*Goal:* Please transcribe the data that follows without the pictures, keeping every word the same.

[BEGIN Data to use]

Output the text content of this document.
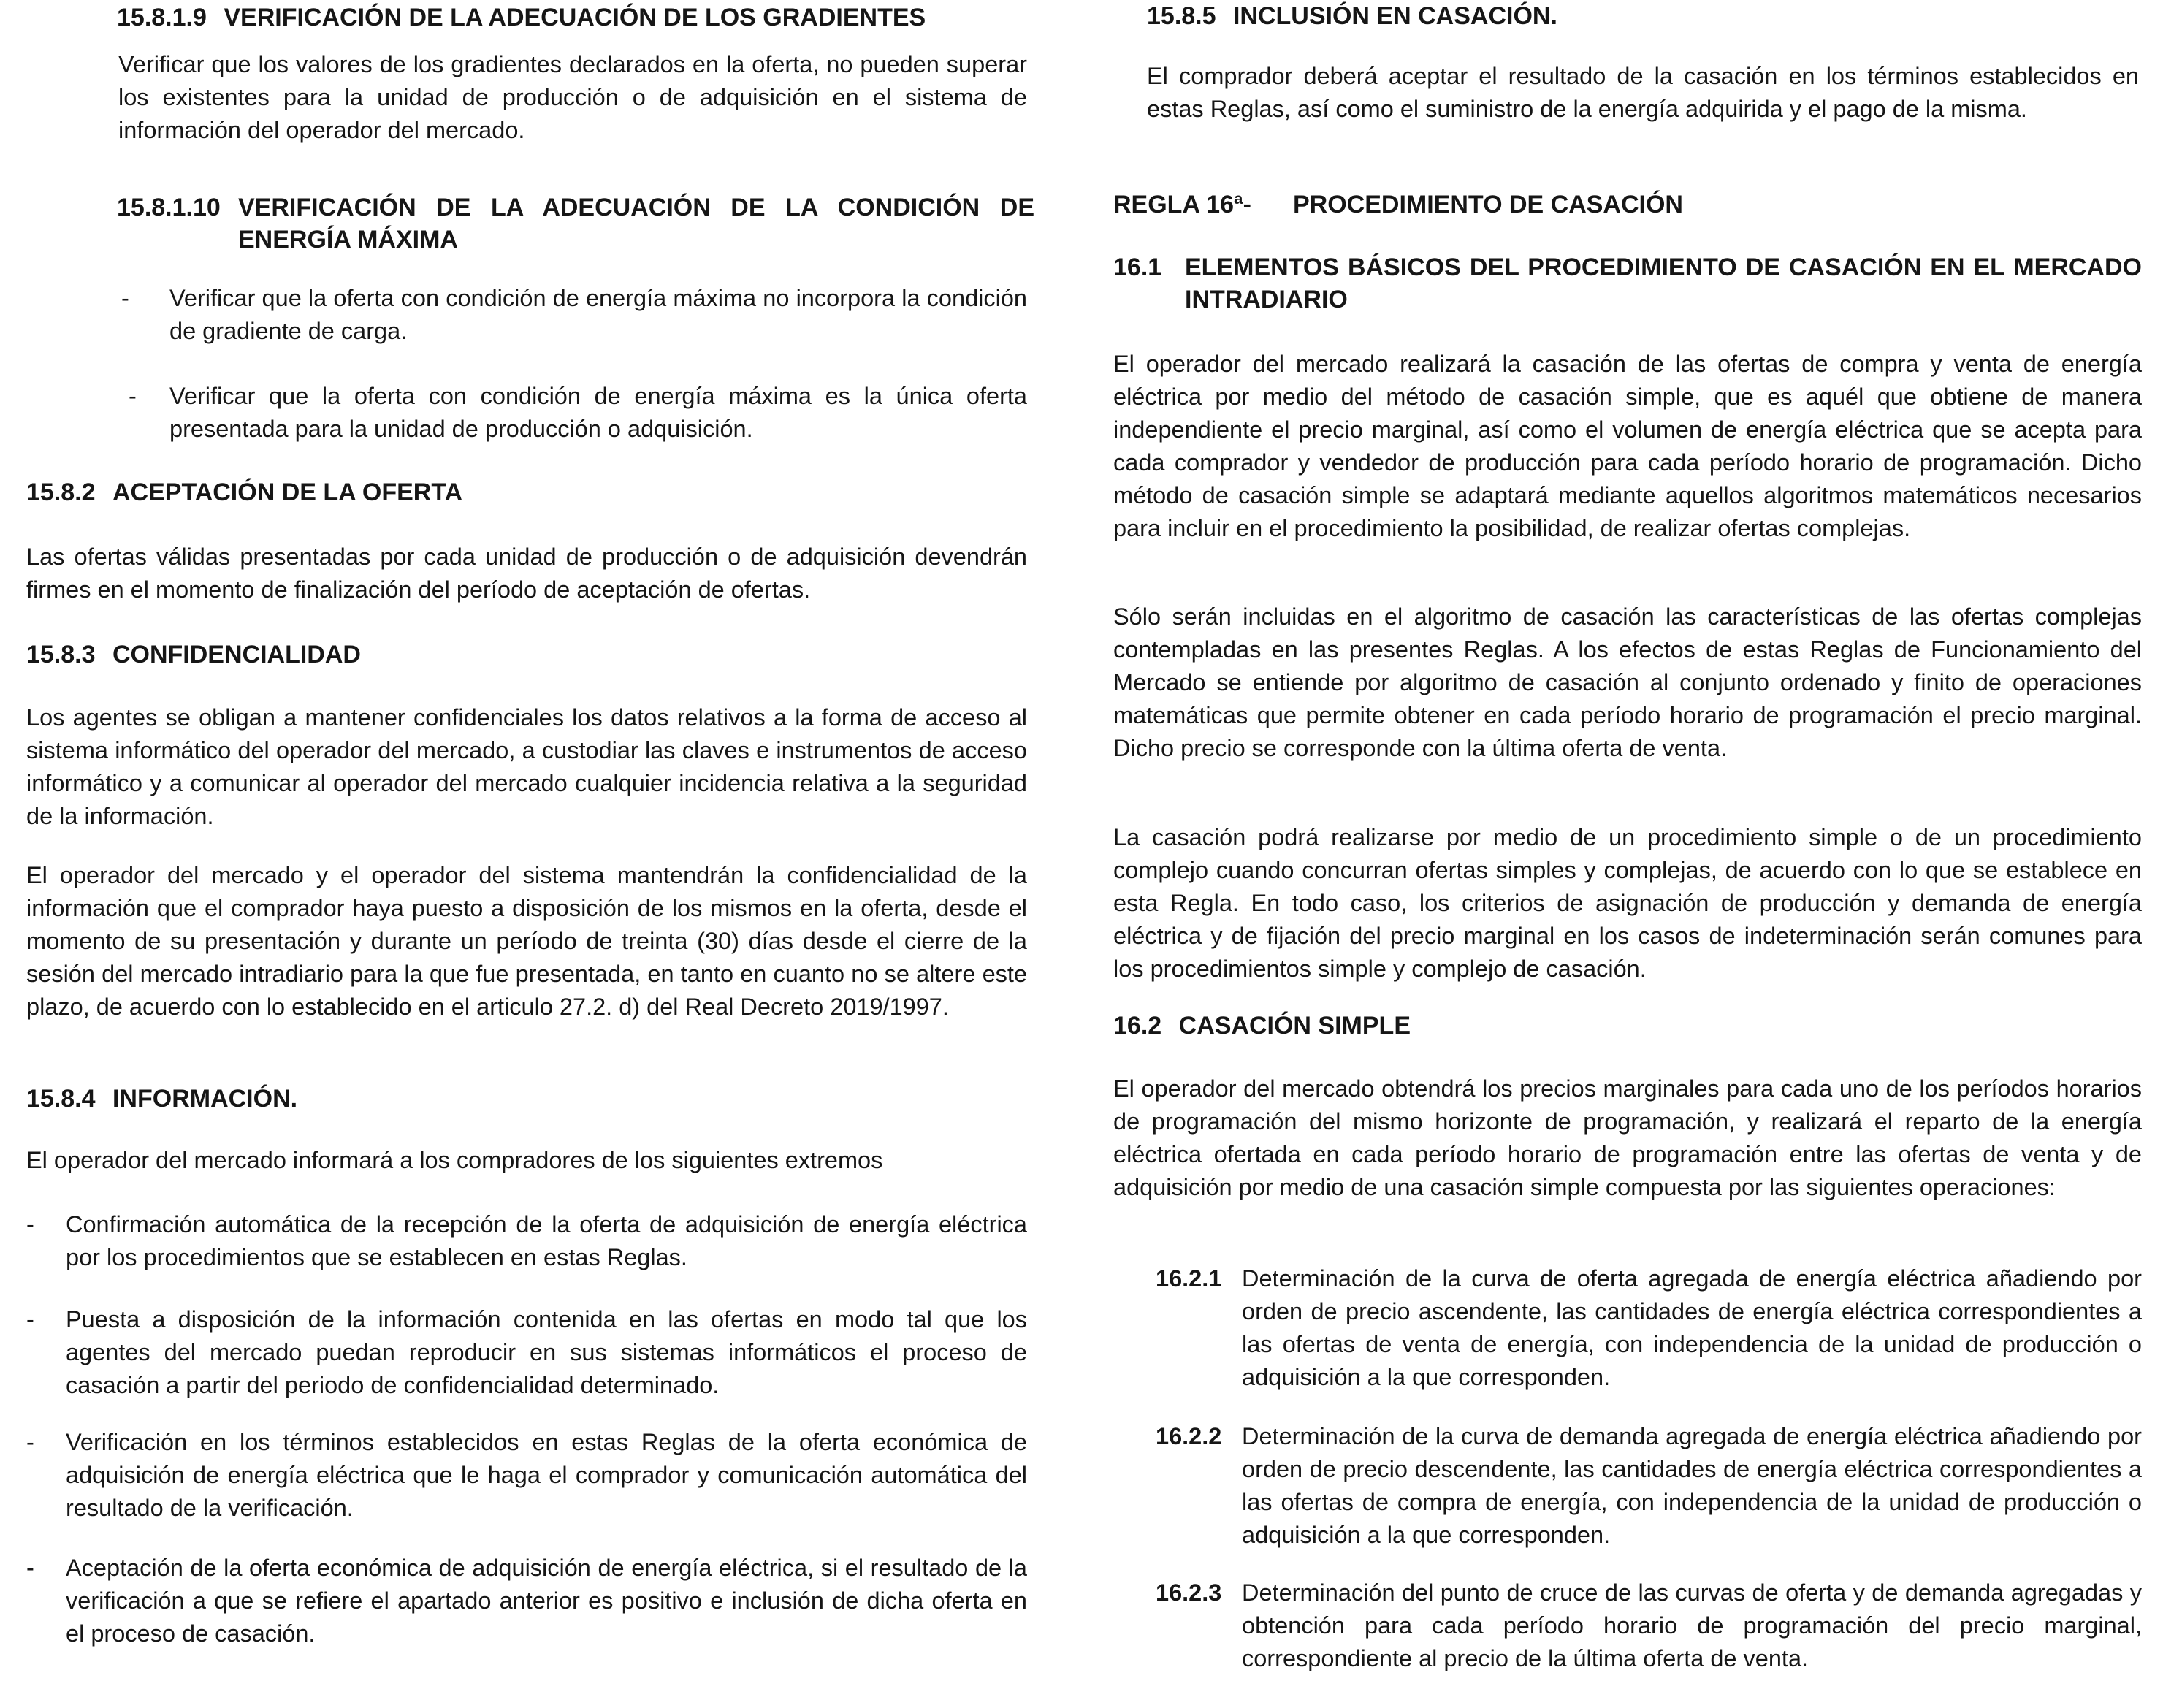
15.8.1.9 VERIFICACIÓN DE LA ADECUACIÓN DE LOS GRADIENTES
Verificar que los valores de los gradientes declarados en la oferta, no pueden superar los existentes para la unidad de producción o de adquisición en el sistema de información del operador del mercado.
15.8.1.10 VERIFICACIÓN DE LA ADECUACIÓN DE LA CONDICIÓN DE ENERGÍA MÁXIMA
- Verificar que la oferta con condición de energía máxima no incorpora la condición de gradiente de carga.
- Verificar que la oferta con condición de energía máxima es la única oferta presentada para la unidad de producción o adquisición.
15.8.2 ACEPTACIÓN DE LA OFERTA
Las ofertas válidas presentadas por cada unidad de producción o de adquisición devendrán firmes en el momento de finalización del período de aceptación de ofertas.
15.8.3 CONFIDENCIALIDAD
Los agentes se obligan a mantener confidenciales los datos relativos a la forma de acceso al sistema informático del operador del mercado, a custodiar las claves e instrumentos de acceso informático y a comunicar al operador del mercado cualquier incidencia relativa a la seguridad de la información.
El operador del mercado y el operador del sistema mantendrán la confidencialidad de la información que el comprador haya puesto a disposición de los mismos en la oferta, desde el momento de su presentación y durante un período de treinta (30) días desde el cierre de la sesión del mercado intradiario para la que fue presentada, en tanto en cuanto no se altere este plazo, de acuerdo con lo establecido en el articulo 27.2. d) del Real Decreto 2019/1997.
15.8.4 INFORMACIÓN.
El operador del mercado informará a los compradores de los siguientes extremos
- Confirmación automática de la recepción de la oferta de adquisición de energía eléctrica por los procedimientos que se establecen en estas Reglas.
- Puesta a disposición de la información contenida en las ofertas en modo tal que los agentes del mercado puedan reproducir en sus sistemas informáticos el proceso de casación a partir del periodo de confidencialidad determinado.
- Verificación en los términos establecidos en estas Reglas de la oferta económica de adquisición de energía eléctrica que le haga el comprador y comunicación automática del resultado de la verificación.
- Aceptación de la oferta económica de adquisición de energía eléctrica, si el resultado de la verificación a que se refiere el apartado anterior es positivo e inclusión de dicha oferta en el proceso de casación.
15.8.5 INCLUSIÓN EN CASACIÓN.
El comprador deberá aceptar el resultado de la casación en los términos establecidos en estas Reglas, así como el suministro de la energía adquirida y el pago de la misma.
REGLA 16ª- PROCEDIMIENTO DE CASACIÓN
16.1 ELEMENTOS BÁSICOS DEL PROCEDIMIENTO DE CASACIÓN EN EL MERCADO INTRADIARIO
El operador del mercado realizará la casación de las ofertas de compra y venta de energía eléctrica por medio del método de casación simple, que es aquél que obtiene de manera independiente el precio marginal, así como el volumen de energía eléctrica que se acepta para cada comprador y vendedor de producción para cada período horario de programación. Dicho método de casación simple se adaptará mediante aquellos algoritmos matemáticos necesarios para incluir en el procedimiento la posibilidad, de realizar ofertas complejas.
Sólo serán incluidas en el algoritmo de casación las características de las ofertas complejas contempladas en las presentes Reglas. A los efectos de estas Reglas de Funcionamiento del Mercado se entiende por algoritmo de casación al conjunto ordenado y finito de operaciones matemáticas que permite obtener en cada período horario de programación el precio marginal. Dicho precio se corresponde con la última oferta de venta.
La casación podrá realizarse por medio de un procedimiento simple o de un procedimiento complejo cuando concurran ofertas simples y complejas, de acuerdo con lo que se establece en esta Regla. En todo caso, los criterios de asignación de producción y demanda de energía eléctrica y de fijación del precio marginal en los casos de indeterminación serán comunes para los procedimientos simple y complejo de casación.
16.2 CASACIÓN SIMPLE
El operador del mercado obtendrá los precios marginales para cada uno de los períodos horarios de programación del mismo horizonte de programación, y realizará el reparto de la energía eléctrica ofertada en cada período horario de programación entre las ofertas de venta y de adquisición por medio de una casación simple compuesta por las siguientes operaciones:
16.2.1 Determinación de la curva de oferta agregada de energía eléctrica añadiendo por orden de precio ascendente, las cantidades de energía eléctrica correspondientes a las ofertas de venta de energía, con independencia de la unidad de producción o adquisición a la que corresponden.
16.2.2 Determinación de la curva de demanda agregada de energía eléctrica añadiendo por orden de precio descendente, las cantidades de energía eléctrica correspondientes a las ofertas de compra de energía, con independencia de la unidad de producción o adquisición a la que corresponden.
16.2.3 Determinación del punto de cruce de las curvas de oferta y de demanda agregadas y obtención para cada período horario de programación del precio marginal, correspondiente al precio de la última oferta de venta.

[END Data to use]

*Solution to the exercise:*
Output the text content of this document.
15.8.1.9 VERIFICACIÓN DE LA ADECUACIÓN DE LOS GRADIENTES
Verificar que los valores de los gradientes declarados en la oferta, no pueden superar los existentes para la unidad de producción o de adquisición en el sistema de información del operador del mercado.
15.8.1.10 VERIFICACIÓN DE LA ADECUACIÓN DE LA CONDICIÓN DE ENERGÍA MÁXIMA
- Verificar que la oferta con condición de energía máxima no incorpora la condición de gradiente de carga.
- Verificar que la oferta con condición de energía máxima es la única oferta presentada para la unidad de producción o adquisición.
15.8.2 ACEPTACIÓN DE LA OFERTA
Las ofertas válidas presentadas por cada unidad de producción o de adquisición devendrán firmes en el momento de finalización del período de aceptación de ofertas.
15.8.3 CONFIDENCIALIDAD
Los agentes se obligan a mantener confidenciales los datos relativos a la forma de acceso al sistema informático del operador del mercado, a custodiar las claves e instrumentos de acceso informático y a comunicar al operador del mercado cualquier incidencia relativa a la seguridad de la información.
El operador del mercado y el operador del sistema mantendrán la confidencialidad de la información que el comprador haya puesto a disposición de los mismos en la oferta, desde el momento de su presentación y durante un período de treinta (30) días desde el cierre de la sesión del mercado intradiario para la que fue presentada, en tanto en cuanto no se altere este plazo, de acuerdo con lo establecido en el articulo 27.2. d) del Real Decreto 2019/1997.
15.8.4 INFORMACIÓN.
El operador del mercado informará a los compradores de los siguientes extremos
- Confirmación automática de la recepción de la oferta de adquisición de energía eléctrica por los procedimientos que se establecen en estas Reglas.
- Puesta a disposición de la información contenida en las ofertas en modo tal que los agentes del mercado puedan reproducir en sus sistemas informáticos el proceso de casación a partir del periodo de confidencialidad determinado.
- Verificación en los términos establecidos en estas Reglas de la oferta económica de adquisición de energía eléctrica que le haga el comprador y comunicación automática del resultado de la verificación.
- Aceptación de la oferta económica de adquisición de energía eléctrica, si el resultado de la verificación a que se refiere el apartado anterior es positivo e inclusión de dicha oferta en el proceso de casación.
15.8.5 INCLUSIÓN EN CASACIÓN.
El comprador deberá aceptar el resultado de la casación en los términos establecidos en estas Reglas, así como el suministro de la energía adquirida y el pago de la misma.
REGLA 16ª- PROCEDIMIENTO DE CASACIÓN
16.1 ELEMENTOS BÁSICOS DEL PROCEDIMIENTO DE CASACIÓN EN EL MERCADO INTRADIARIO
El operador del mercado realizará la casación de las ofertas de compra y venta de energía eléctrica por medio del método de casación simple, que es aquél que obtiene de manera independiente el precio marginal, así como el volumen de energía eléctrica que se acepta para cada comprador y vendedor de producción para cada período horario de programación. Dicho método de casación simple se adaptará mediante aquellos algoritmos matemáticos necesarios para incluir en el procedimiento la posibilidad, de realizar ofertas complejas.
Sólo serán incluidas en el algoritmo de casación las características de las ofertas complejas contempladas en las presentes Reglas. A los efectos de estas Reglas de Funcionamiento del Mercado se entiende por algoritmo de casación al conjunto ordenado y finito de operaciones matemáticas que permite obtener en cada período horario de programación el precio marginal. Dicho precio se corresponde con la última oferta de venta.
La casación podrá realizarse por medio de un procedimiento simple o de un procedimiento complejo cuando concurran ofertas simples y complejas, de acuerdo con lo que se establece en esta Regla. En todo caso, los criterios de asignación de producción y demanda de energía eléctrica y de fijación del precio marginal en los casos de indeterminación serán comunes para los procedimientos simple y complejo de casación.
16.2 CASACIÓN SIMPLE
El operador del mercado obtendrá los precios marginales para cada uno de los períodos horarios de programación del mismo horizonte de programación, y realizará el reparto de la energía eléctrica ofertada en cada período horario de programación entre las ofertas de venta y de adquisición por medio de una casación simple compuesta por las siguientes operaciones:
16.2.1 Determinación de la curva de oferta agregada de energía eléctrica añadiendo por orden de precio ascendente, las cantidades de energía eléctrica correspondientes a las ofertas de venta de energía, con independencia de la unidad de producción o adquisición a la que corresponden.
16.2.2 Determinación de la curva de demanda agregada de energía eléctrica añadiendo por orden de precio descendente, las cantidades de energía eléctrica correspondientes a las ofertas de compra de energía, con independencia de la unidad de producción o adquisición a la que corresponden.
16.2.3 Determinación del punto de cruce de las curvas de oferta y de demanda agregadas y obtención para cada período horario de programación del precio marginal, correspondiente al precio de la última oferta de venta.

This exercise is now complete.